__Your goal__.
Copy each line in which the string "Artemisia" occurs.

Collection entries
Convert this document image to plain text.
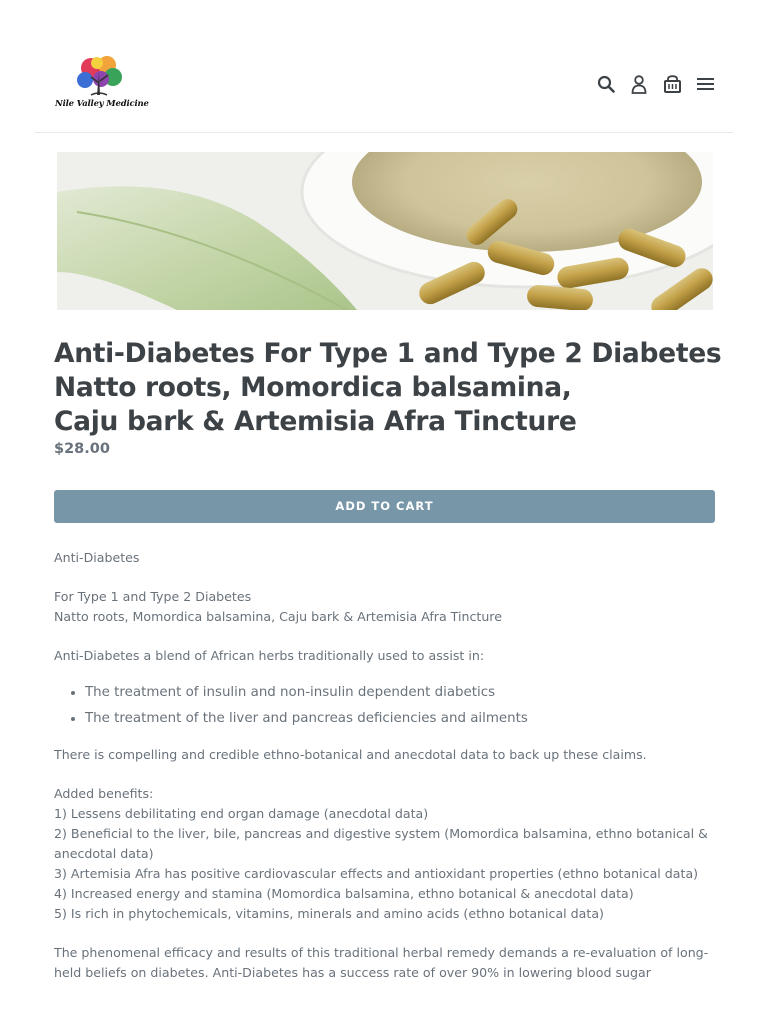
Nile Valley Medicine
Anti-Diabetes For Type 1 and Type 2 Diabetes
Natto roots, Momordica balsamina,
Caju bark & Artemisia Afra Tincture
$28.00
ADD TO CART

Anti-Diabetes

For Type 1 and Type 2 Diabetes
Natto roots, Momordica balsamina, Caju bark & Artemisia Afra Tincture

Anti-Diabetes a blend of African herbs traditionally used to assist in:

• The treatment of insulin and non-insulin dependent diabetics
• The treatment of the liver and pancreas deficiencies and ailments

There is compelling and credible ethno-botanical and anecdotal data to back up these claims.

Added benefits:
1) Lessens debilitating end organ damage (anecdotal data)
2) Beneficial to the liver, bile, pancreas and digestive system (Momordica balsamina, ethno botanical & anecdotal data)
3) Artemisia Afra has positive cardiovascular effects and antioxidant properties (ethno botanical data)
4) Increased energy and stamina (Momordica balsamina, ethno botanical & anecdotal data)
5) Is rich in phytochemicals, vitamins, minerals and amino acids (ethno botanical data)

The phenomenal efficacy and results of this traditional herbal remedy demands a re-evaluation of long-held beliefs on diabetes. Anti-Diabetes has a success rate of over 90% in lowering blood sugar
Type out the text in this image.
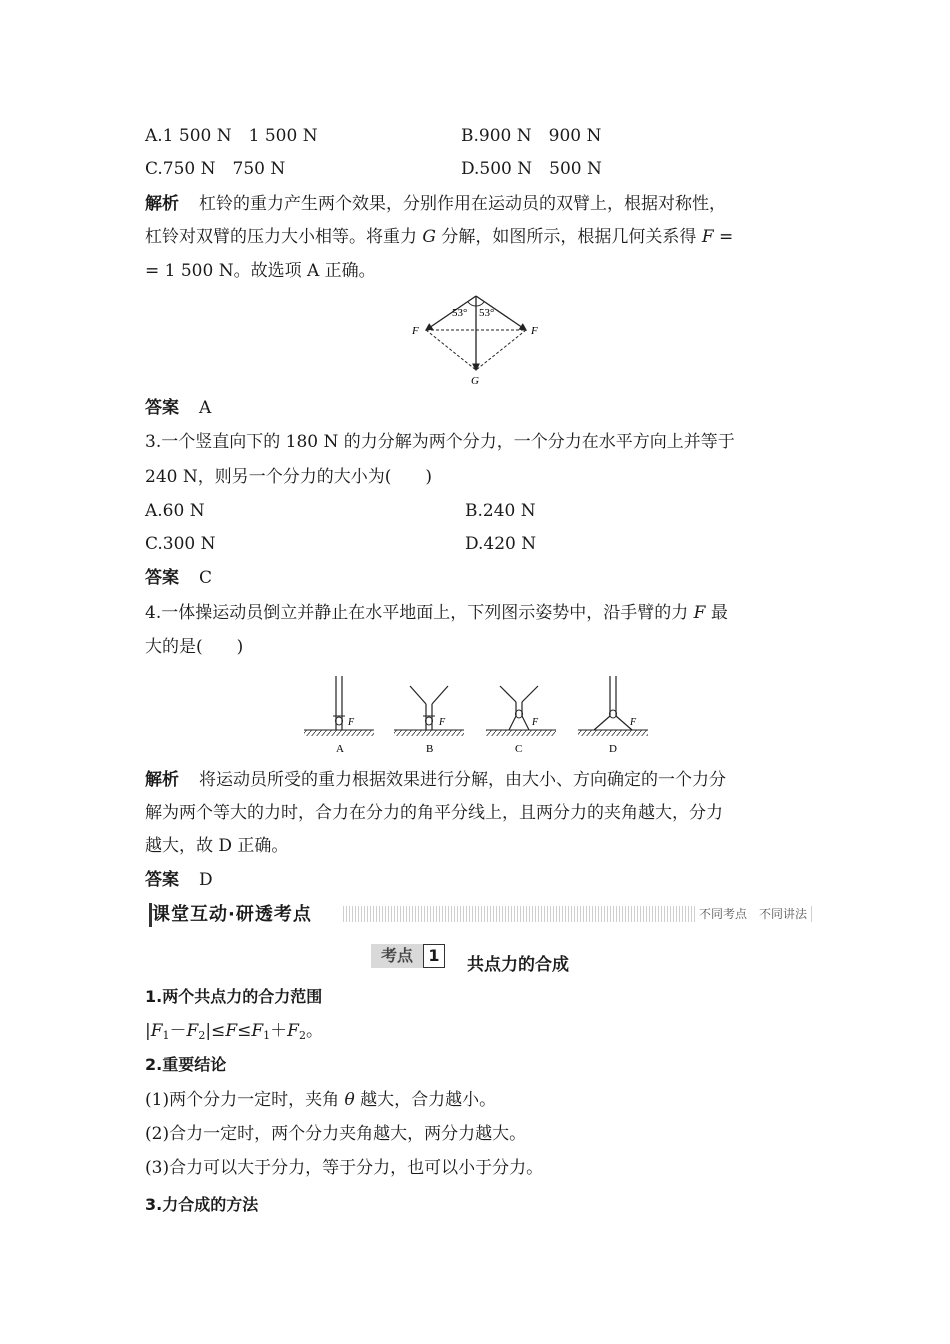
A.1 500 N　1 500 N	B.900 N　900 N
C.750 N　750 N	D.500 N　500 N
解析 杠铃的重力产生两个效果，分别作用在运动员的双臂上，根据对称性，
杠铃对双臂的压力大小相等。将重力 G 分解，如图所示，根据几何关系得 F =
= 1 500 N。故选项 A 正确。
53° 53°
F	F
G
答案 A
3.一个竖直向下的 180 N 的力分解为两个分力，一个分力在水平方向上并等于
240 N，则另一个分力的大小为(　　)
A.60 N	B.240 N
C.300 N	D.420 N
答案 C
4.一体操运动员倒立并静止在水平地面上，下列图示姿势中，沿手臂的力 F 最
大的是(　　)
F
A
F
B
F
C
F
D
解析 将运动员所受的重力根据效果进行分解，由大小、方向确定的一个力分
解为两个等大的力时，合力在分力的角平分线上，且两分力的夹角越大，分力
越大，故 D 正确。
答案 D
课堂互动·研透考点	不同考点　不同讲法
考点 1	共点力的合成
1.两个共点力的合力范围
$|F_1-F_2|\le F\le F_1+F_2$。
2.重要结论
(1)两个分力一定时，夹角 θ 越大，合力越小。
(2)合力一定时，两个分力夹角越大，两分力越大。
(3)合力可以大于分力，等于分力，也可以小于分力。
3.力合成的方法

__Complete answer__.
Caju bark & Artemisia Afra Tincture
Natto roots, Momordica balsamina, Caju bark & Artemisia Afra Tincture
3) Artemisia Afra has positive cardiovascular effects and antioxidant properties (ethno botanical data)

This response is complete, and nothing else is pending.